Goal of the exercise ▸
Select the lines that hold the word "Kumamoto" and copy each one.
<<<<
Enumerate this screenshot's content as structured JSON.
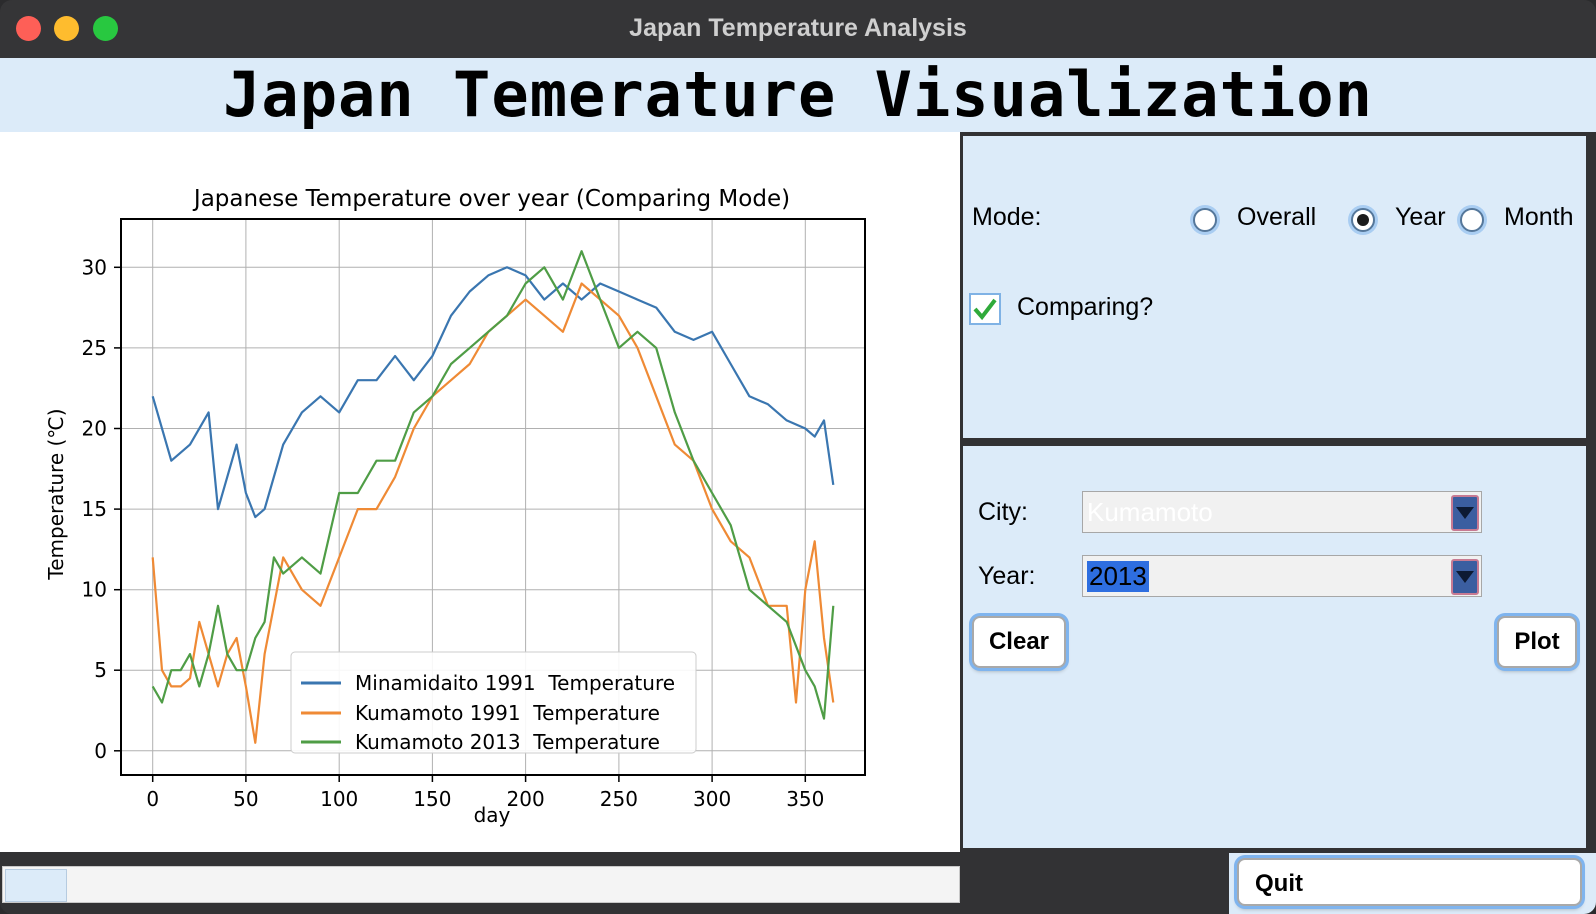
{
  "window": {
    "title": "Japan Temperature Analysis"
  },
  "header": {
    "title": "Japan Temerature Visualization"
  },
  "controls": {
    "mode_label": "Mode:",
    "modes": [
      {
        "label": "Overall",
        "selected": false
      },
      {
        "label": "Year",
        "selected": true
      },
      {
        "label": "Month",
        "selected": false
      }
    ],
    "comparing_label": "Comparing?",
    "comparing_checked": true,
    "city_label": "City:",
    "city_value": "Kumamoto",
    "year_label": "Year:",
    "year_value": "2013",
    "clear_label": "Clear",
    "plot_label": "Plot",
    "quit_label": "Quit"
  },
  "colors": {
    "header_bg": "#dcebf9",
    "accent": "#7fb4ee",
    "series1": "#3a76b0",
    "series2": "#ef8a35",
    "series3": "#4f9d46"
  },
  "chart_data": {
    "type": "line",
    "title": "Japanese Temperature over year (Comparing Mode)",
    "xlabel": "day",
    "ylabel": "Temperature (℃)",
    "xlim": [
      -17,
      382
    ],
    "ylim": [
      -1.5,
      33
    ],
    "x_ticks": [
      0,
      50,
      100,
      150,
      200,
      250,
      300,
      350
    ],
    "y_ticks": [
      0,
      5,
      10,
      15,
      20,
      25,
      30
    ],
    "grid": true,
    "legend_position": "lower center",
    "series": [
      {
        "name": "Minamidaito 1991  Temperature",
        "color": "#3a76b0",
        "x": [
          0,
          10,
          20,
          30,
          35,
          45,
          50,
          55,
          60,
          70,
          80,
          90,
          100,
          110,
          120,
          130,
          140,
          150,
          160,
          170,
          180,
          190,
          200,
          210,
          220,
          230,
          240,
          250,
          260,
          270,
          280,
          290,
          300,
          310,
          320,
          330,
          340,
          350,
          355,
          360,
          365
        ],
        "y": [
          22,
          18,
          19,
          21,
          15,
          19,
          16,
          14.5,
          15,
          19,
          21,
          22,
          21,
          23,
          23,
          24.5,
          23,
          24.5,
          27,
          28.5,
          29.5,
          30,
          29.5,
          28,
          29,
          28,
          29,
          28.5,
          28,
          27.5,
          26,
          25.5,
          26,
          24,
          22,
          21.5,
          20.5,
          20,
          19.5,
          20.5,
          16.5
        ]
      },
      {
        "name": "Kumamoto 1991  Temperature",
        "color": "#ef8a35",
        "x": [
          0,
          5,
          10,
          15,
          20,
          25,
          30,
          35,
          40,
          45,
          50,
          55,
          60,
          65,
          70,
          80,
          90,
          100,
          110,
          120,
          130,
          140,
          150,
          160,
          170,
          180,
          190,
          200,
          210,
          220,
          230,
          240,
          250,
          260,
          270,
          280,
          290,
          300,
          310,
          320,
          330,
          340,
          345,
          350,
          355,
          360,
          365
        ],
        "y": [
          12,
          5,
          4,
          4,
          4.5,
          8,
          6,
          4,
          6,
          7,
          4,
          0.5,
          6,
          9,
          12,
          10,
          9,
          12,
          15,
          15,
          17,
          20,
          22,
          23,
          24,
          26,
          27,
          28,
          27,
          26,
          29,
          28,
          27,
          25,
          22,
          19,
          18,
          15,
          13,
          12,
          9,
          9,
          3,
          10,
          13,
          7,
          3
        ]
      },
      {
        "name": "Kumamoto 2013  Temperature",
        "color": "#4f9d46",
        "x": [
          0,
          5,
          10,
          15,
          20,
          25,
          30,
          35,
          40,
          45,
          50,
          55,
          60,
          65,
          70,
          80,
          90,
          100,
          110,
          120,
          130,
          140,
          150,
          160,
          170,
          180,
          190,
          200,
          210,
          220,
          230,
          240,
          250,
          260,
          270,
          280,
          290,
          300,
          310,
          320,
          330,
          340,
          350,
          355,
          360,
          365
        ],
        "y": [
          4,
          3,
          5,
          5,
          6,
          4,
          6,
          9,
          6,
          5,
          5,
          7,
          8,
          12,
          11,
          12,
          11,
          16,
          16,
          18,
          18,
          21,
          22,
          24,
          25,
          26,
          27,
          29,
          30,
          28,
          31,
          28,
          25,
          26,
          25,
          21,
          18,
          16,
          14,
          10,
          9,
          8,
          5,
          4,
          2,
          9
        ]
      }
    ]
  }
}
>>>>
Result for this task ▸
    "city_value": "Kumamoto",
        "name": "Kumamoto 1991  Temperature",
        "name": "Kumamoto 2013  Temperature",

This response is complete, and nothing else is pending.